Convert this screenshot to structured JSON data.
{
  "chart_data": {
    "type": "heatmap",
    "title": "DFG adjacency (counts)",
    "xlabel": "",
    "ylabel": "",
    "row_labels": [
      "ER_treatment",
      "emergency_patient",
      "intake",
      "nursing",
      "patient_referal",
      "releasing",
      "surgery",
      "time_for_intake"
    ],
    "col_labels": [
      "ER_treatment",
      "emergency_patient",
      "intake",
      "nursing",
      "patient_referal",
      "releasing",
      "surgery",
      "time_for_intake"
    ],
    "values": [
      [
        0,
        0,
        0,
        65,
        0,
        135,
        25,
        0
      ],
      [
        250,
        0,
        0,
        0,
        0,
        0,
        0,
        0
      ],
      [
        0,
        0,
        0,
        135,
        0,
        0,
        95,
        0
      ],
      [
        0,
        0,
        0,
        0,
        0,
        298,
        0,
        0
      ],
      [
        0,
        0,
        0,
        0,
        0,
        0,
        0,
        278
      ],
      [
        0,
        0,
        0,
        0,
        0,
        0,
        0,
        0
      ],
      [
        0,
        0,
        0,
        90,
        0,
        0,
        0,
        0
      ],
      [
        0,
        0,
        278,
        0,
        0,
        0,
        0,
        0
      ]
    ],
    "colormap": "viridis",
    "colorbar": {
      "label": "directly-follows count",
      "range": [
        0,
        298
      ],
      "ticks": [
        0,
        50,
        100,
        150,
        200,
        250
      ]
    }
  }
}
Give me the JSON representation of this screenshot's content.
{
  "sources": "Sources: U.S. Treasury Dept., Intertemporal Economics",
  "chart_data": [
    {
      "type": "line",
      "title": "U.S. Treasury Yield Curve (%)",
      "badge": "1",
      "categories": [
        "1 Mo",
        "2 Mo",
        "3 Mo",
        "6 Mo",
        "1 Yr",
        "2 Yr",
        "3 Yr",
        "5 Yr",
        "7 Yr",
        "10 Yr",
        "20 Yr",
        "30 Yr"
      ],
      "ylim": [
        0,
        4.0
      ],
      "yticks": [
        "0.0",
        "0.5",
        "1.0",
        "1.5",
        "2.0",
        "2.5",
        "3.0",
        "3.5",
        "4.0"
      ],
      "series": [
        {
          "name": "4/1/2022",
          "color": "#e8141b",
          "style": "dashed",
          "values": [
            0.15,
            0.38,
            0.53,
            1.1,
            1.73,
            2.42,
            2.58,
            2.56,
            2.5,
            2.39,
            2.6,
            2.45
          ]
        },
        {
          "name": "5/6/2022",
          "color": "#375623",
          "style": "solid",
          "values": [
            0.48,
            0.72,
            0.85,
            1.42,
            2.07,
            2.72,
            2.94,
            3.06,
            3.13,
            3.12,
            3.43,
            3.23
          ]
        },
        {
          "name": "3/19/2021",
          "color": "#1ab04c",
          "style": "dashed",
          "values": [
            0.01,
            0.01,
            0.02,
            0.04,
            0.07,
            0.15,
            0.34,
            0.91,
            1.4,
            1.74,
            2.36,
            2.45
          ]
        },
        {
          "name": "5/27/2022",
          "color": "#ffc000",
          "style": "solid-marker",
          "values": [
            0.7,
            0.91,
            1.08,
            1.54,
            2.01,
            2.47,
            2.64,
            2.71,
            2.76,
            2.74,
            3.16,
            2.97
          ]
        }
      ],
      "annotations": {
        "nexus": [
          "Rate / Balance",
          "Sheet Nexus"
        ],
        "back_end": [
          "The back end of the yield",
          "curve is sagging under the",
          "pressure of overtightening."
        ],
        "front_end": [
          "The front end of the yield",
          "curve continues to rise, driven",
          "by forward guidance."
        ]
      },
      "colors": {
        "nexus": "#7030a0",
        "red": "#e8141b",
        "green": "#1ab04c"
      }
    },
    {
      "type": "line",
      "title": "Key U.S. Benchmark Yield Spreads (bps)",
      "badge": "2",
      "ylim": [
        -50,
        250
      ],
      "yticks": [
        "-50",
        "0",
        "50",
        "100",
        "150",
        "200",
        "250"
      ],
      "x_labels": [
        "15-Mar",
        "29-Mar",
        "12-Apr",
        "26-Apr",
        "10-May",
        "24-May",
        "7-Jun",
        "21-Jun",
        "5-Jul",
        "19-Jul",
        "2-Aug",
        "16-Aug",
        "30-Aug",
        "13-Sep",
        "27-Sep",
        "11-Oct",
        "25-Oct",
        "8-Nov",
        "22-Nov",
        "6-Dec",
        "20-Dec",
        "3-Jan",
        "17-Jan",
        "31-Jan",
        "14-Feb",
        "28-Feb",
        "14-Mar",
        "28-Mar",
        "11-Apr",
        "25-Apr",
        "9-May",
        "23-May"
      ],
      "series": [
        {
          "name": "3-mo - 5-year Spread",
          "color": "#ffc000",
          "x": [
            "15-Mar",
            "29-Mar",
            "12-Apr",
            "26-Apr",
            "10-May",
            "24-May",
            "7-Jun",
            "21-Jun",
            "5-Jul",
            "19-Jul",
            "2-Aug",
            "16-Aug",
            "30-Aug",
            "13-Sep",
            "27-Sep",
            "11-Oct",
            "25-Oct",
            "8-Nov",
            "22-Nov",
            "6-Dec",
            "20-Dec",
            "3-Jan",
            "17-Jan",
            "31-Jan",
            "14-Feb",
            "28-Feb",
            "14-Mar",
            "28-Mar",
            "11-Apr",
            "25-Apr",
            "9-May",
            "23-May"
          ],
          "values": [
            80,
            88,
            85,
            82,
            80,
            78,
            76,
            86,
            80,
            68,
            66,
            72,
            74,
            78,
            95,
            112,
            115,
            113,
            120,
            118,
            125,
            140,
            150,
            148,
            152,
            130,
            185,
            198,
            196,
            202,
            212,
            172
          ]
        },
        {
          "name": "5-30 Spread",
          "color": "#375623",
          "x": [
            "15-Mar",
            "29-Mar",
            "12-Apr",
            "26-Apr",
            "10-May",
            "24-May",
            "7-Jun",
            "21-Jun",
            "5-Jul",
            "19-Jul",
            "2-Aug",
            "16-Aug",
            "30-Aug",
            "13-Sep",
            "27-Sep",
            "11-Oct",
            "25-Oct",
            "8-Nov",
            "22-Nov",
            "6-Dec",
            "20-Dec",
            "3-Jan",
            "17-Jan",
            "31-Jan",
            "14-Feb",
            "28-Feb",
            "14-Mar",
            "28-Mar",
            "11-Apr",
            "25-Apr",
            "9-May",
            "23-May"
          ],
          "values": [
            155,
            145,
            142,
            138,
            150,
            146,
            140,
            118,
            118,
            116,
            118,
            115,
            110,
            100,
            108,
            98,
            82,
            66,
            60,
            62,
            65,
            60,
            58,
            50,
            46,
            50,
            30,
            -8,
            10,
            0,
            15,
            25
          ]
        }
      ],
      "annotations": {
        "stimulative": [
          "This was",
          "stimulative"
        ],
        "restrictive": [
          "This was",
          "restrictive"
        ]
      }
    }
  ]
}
──────────
Short problem: In the entries above, count every line containing the word "screenshot". Write only the total.

Solution for this task: 2